(Data excerpts)
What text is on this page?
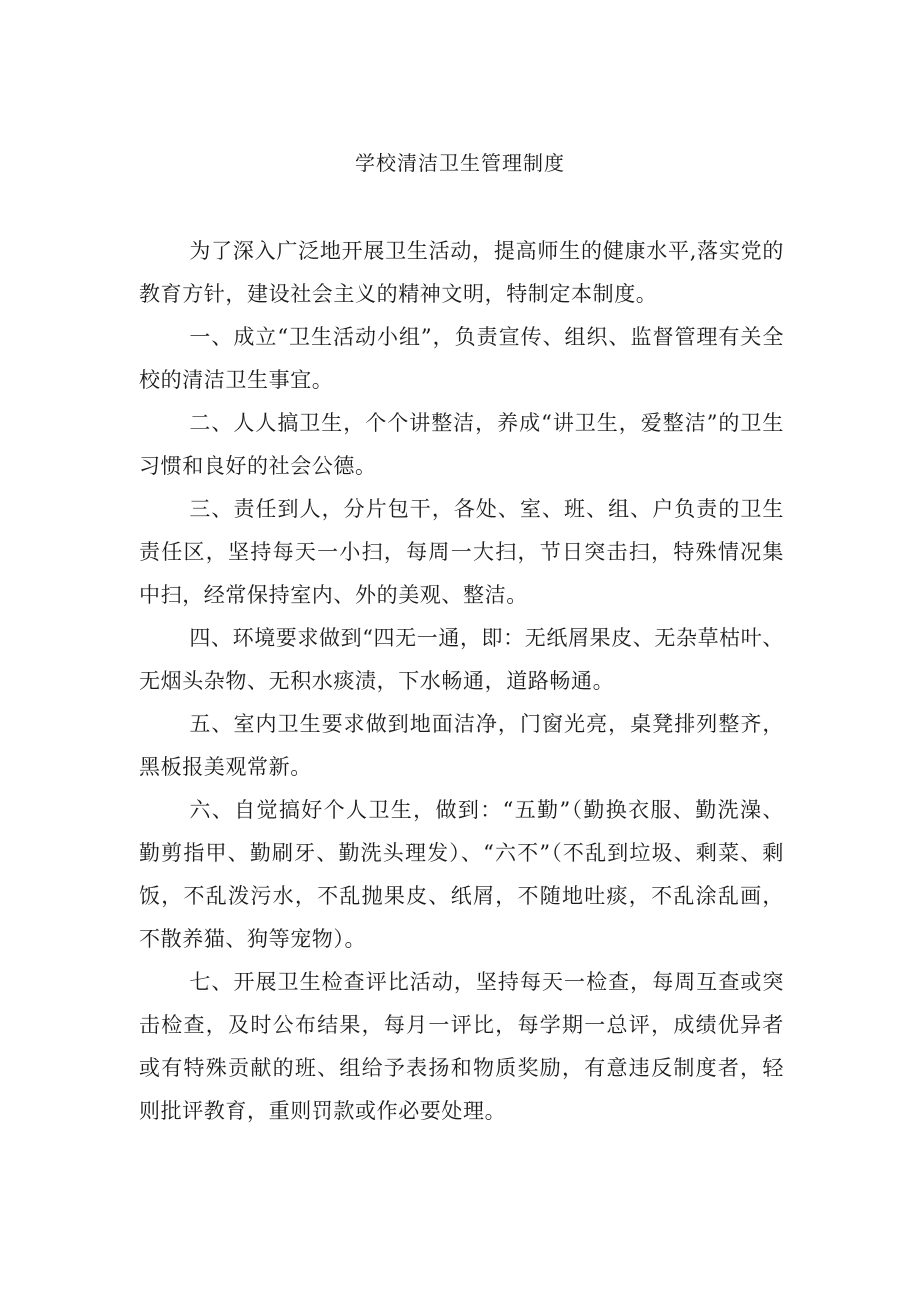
学校清洁卫生管理制度

为了深入广泛地开展卫生活动，提高师生的健康水平,落实党的教育方针，建设社会主义的精神文明，特制定本制度。

一、成立“卫生活动小组”，负责宣传、组织、监督管理有关全校的清洁卫生事宜。

二、人人搞卫生，个个讲整洁，养成“讲卫生，爱整洁”的卫生习惯和良好的社会公德。

三、责任到人，分片包干，各处、室、班、组、户负责的卫生责任区，坚持每天一小扫，每周一大扫，节日突击扫，特殊情况集中扫，经常保持室内、外的美观、整洁。

四、环境要求做到“四无一通，即：无纸屑果皮、无杂草枯叶、无烟头杂物、无积水痰渍，下水畅通，道路畅通。

五、室内卫生要求做到地面洁净，门窗光亮，桌凳排列整齐，黑板报美观常新。

六、自觉搞好个人卫生，做到：“五勤”（勤换衣服、勤洗澡、勤剪指甲、勤刷牙、勤洗头理发）、“六不”（不乱到垃圾、剩菜、剩饭，不乱泼污水，不乱抛果皮、纸屑，不随地吐痰，不乱涂乱画，不散养猫、狗等宠物）。

七、开展卫生检查评比活动，坚持每天一检查，每周互查或突击检查，及时公布结果，每月一评比，每学期一总评，成绩优异者或有特殊贡献的班、组给予表扬和物质奖励，有意违反制度者，轻则批评教育，重则罚款或作必要处理。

_REQUIRED TASK_: All the lines above are to be given again exactly as they read, with the pictures removed.

_WRITTEN REPLY_:
What text is on this page?
学校清洁卫生管理制度

为了深入广泛地开展卫生活动，提高师生的健康水平,落实党的教育方针，建设社会主义的精神文明，特制定本制度。

一、成立“卫生活动小组”，负责宣传、组织、监督管理有关全校的清洁卫生事宜。

二、人人搞卫生，个个讲整洁，养成“讲卫生，爱整洁”的卫生习惯和良好的社会公德。

三、责任到人，分片包干，各处、室、班、组、户负责的卫生责任区，坚持每天一小扫，每周一大扫，节日突击扫，特殊情况集中扫，经常保持室内、外的美观、整洁。

四、环境要求做到“四无一通，即：无纸屑果皮、无杂草枯叶、无烟头杂物、无积水痰渍，下水畅通，道路畅通。

五、室内卫生要求做到地面洁净，门窗光亮，桌凳排列整齐，黑板报美观常新。

六、自觉搞好个人卫生，做到：“五勤”（勤换衣服、勤洗澡、勤剪指甲、勤刷牙、勤洗头理发）、“六不”（不乱到垃圾、剩菜、剩饭，不乱泼污水，不乱抛果皮、纸屑，不随地吐痰，不乱涂乱画，不散养猫、狗等宠物）。

七、开展卫生检查评比活动，坚持每天一检查，每周互查或突击检查，及时公布结果，每月一评比，每学期一总评，成绩优异者或有特殊贡献的班、组给予表扬和物质奖励，有意违反制度者，轻则批评教育，重则罚款或作必要处理。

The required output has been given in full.